OBJECTIVE
Pull out each line of the data that includes the word "Buscar".
---------- DATA FOR PROCESSING
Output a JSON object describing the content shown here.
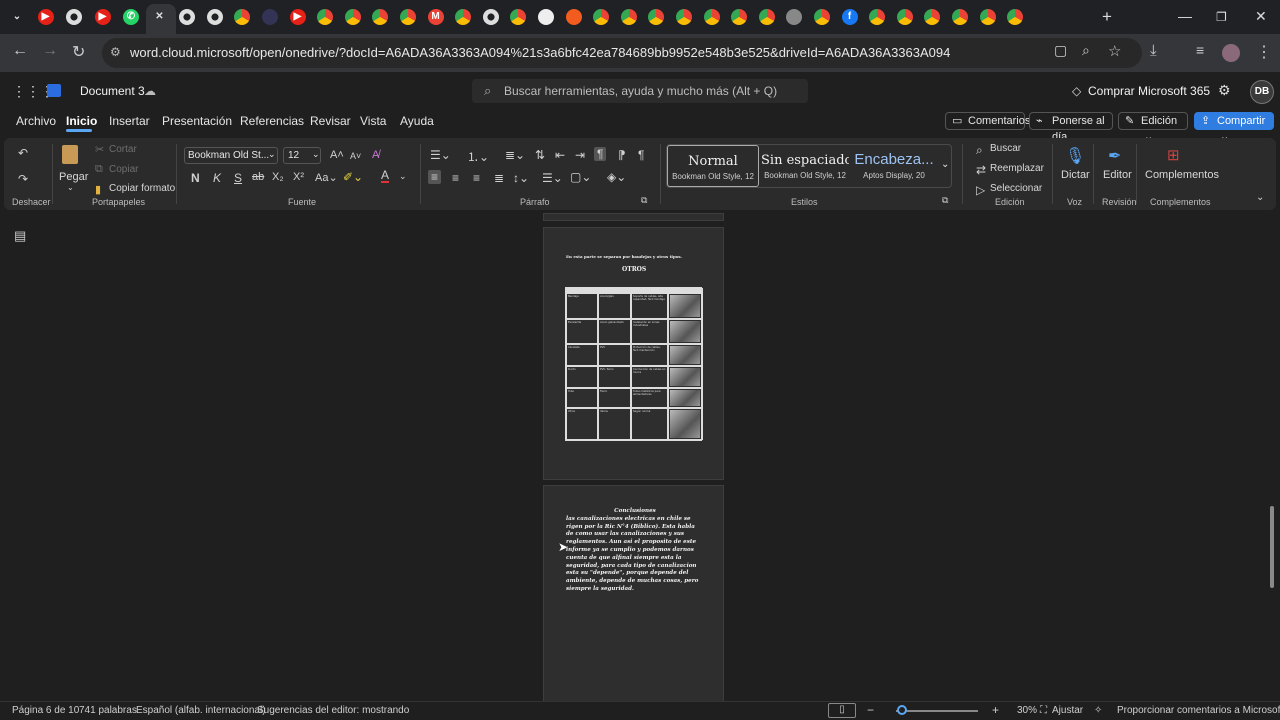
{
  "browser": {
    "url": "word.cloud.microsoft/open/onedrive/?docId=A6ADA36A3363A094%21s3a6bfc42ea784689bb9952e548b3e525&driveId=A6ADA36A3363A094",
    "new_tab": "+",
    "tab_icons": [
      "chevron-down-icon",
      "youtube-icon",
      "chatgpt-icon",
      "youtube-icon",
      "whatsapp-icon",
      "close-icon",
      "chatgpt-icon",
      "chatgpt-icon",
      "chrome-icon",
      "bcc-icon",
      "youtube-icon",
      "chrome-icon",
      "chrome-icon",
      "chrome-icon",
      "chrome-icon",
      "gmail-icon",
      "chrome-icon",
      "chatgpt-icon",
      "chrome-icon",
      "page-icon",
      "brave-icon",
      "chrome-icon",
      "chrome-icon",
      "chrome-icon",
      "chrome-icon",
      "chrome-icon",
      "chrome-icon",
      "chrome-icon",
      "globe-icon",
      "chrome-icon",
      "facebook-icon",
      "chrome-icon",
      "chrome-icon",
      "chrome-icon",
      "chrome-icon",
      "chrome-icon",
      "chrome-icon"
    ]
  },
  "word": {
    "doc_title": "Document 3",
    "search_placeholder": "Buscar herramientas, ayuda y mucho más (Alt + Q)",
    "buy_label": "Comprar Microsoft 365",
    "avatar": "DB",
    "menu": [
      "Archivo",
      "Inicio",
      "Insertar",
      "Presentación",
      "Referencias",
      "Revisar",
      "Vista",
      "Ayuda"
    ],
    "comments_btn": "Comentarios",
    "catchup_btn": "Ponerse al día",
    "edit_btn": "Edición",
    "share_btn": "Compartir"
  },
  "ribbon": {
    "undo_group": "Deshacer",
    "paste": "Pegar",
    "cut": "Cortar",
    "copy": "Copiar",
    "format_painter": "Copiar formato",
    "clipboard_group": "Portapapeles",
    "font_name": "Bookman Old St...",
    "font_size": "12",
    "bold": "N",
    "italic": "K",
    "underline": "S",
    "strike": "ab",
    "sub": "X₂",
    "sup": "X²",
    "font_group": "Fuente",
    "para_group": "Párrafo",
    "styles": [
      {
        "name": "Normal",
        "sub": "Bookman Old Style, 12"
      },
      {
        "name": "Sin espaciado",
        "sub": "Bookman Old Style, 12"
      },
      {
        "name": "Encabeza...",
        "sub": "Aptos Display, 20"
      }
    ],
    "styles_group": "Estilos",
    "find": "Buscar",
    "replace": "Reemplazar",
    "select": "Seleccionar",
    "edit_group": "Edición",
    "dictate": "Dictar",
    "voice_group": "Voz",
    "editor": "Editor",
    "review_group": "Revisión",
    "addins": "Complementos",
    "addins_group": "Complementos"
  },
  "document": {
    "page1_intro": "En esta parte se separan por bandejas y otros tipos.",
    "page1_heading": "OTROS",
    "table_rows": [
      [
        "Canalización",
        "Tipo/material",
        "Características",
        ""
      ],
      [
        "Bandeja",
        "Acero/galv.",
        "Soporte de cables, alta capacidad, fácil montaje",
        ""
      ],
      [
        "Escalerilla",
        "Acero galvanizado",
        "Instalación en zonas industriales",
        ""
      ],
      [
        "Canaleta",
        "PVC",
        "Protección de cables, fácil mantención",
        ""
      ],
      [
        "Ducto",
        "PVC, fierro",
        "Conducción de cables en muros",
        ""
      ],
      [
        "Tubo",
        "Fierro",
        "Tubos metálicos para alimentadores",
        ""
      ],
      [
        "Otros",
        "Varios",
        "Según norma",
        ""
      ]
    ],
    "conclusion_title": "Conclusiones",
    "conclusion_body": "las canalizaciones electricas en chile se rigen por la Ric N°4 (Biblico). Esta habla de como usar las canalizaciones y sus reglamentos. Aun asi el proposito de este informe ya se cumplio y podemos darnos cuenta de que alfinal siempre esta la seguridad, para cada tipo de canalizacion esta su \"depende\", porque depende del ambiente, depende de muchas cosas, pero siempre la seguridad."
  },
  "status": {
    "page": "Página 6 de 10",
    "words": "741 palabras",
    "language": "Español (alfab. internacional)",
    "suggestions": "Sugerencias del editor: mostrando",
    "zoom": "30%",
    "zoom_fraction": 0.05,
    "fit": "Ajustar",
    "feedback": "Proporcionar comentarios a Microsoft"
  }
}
--------------------
---------- DATA FOR PROCESSING
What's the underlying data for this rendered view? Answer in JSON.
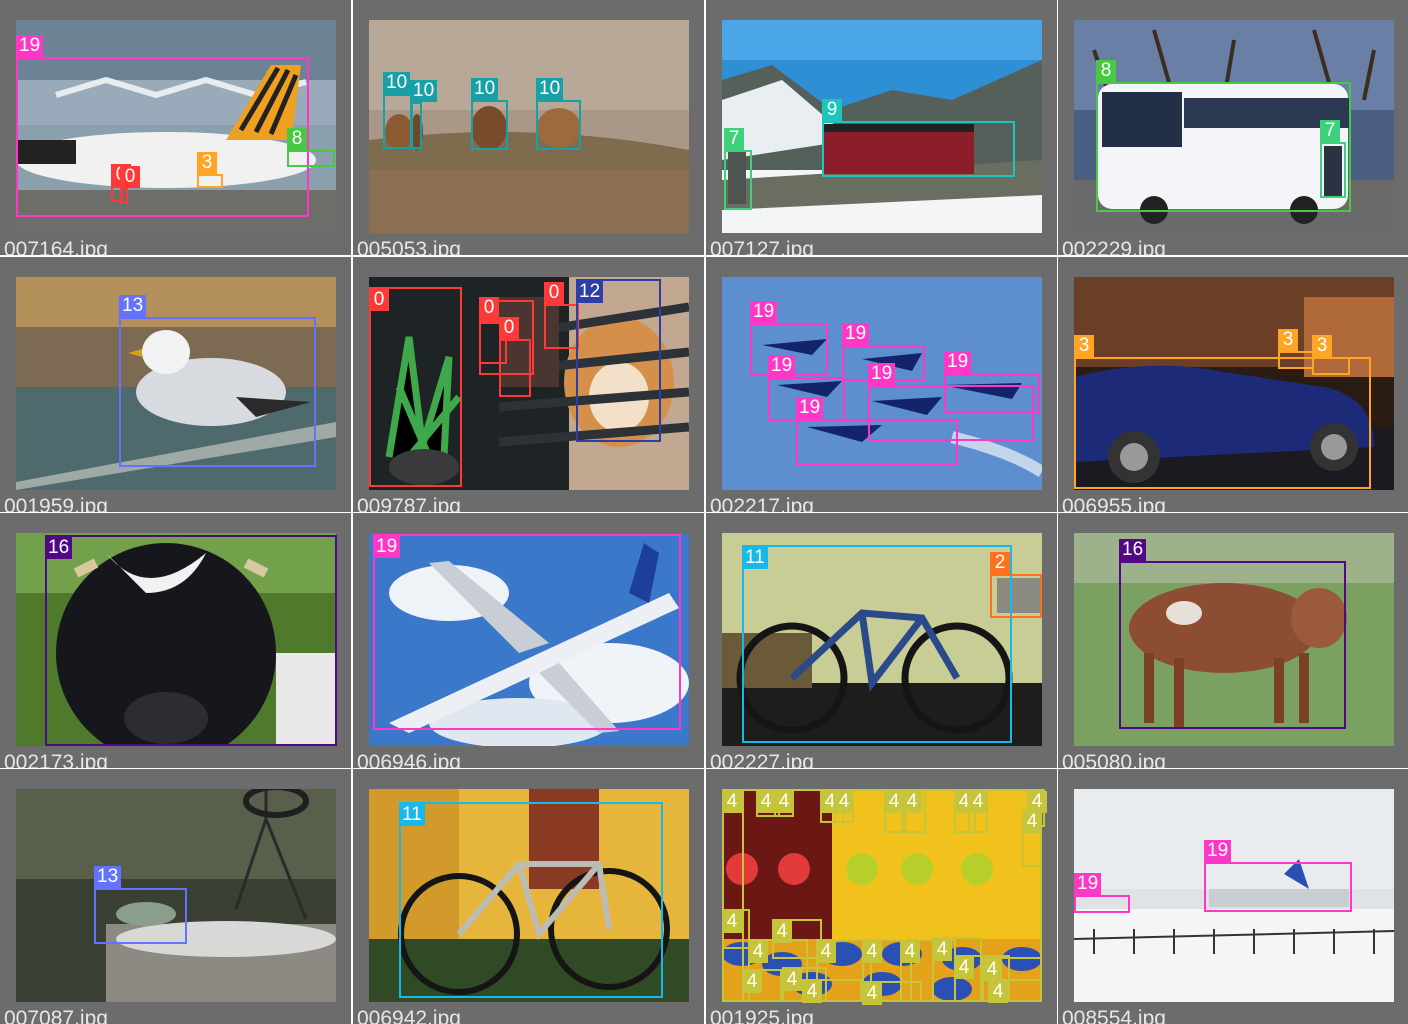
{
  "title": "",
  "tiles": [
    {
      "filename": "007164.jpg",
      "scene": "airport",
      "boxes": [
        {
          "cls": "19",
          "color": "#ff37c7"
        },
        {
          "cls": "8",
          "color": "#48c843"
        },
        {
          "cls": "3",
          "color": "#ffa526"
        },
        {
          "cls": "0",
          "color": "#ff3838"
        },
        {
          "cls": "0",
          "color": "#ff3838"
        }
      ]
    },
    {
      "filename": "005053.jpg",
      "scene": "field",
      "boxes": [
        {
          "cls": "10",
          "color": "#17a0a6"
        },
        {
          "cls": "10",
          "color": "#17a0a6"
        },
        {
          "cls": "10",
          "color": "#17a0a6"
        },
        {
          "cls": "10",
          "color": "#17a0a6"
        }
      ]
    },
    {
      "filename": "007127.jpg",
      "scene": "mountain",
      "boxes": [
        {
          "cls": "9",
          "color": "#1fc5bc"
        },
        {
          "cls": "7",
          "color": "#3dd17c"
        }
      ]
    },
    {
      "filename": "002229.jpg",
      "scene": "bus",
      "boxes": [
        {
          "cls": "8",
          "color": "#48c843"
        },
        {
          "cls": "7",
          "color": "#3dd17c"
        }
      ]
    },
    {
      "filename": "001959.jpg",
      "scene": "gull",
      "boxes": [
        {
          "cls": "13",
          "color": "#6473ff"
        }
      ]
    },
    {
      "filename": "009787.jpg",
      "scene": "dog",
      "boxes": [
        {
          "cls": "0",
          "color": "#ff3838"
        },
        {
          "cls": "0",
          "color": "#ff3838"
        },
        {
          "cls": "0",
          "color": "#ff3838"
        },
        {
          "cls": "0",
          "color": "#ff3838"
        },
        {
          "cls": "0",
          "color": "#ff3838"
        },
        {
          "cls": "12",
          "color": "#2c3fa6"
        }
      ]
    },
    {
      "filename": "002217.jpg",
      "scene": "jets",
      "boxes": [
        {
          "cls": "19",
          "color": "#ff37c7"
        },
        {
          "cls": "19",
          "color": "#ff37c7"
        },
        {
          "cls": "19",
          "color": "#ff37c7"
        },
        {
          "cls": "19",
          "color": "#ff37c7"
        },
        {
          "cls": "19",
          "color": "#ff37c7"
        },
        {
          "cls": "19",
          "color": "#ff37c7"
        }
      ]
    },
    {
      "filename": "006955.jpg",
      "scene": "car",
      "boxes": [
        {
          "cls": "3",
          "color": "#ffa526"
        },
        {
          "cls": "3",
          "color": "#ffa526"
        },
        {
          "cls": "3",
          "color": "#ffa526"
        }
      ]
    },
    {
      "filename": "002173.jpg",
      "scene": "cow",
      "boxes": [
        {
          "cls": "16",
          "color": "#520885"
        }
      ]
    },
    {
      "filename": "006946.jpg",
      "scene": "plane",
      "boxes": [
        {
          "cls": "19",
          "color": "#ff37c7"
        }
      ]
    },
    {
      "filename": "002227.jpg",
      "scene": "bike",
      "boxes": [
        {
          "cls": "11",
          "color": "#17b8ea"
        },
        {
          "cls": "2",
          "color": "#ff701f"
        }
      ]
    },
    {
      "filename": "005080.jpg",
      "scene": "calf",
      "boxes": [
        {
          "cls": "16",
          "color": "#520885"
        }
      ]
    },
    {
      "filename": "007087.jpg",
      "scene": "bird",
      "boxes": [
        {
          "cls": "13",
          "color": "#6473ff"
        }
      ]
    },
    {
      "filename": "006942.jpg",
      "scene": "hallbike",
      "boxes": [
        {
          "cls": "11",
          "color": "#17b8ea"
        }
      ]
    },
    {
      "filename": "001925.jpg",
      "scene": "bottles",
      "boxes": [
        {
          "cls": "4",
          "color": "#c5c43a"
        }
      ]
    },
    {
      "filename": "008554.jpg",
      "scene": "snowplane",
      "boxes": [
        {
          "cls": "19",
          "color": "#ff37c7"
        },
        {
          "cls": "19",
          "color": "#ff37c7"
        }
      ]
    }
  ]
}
--------------------
EXERCISE RESULT
    "search_placeholder": "Buscar herramientas, ayuda y mucho más (Alt + Q)",
    "find": "Buscar",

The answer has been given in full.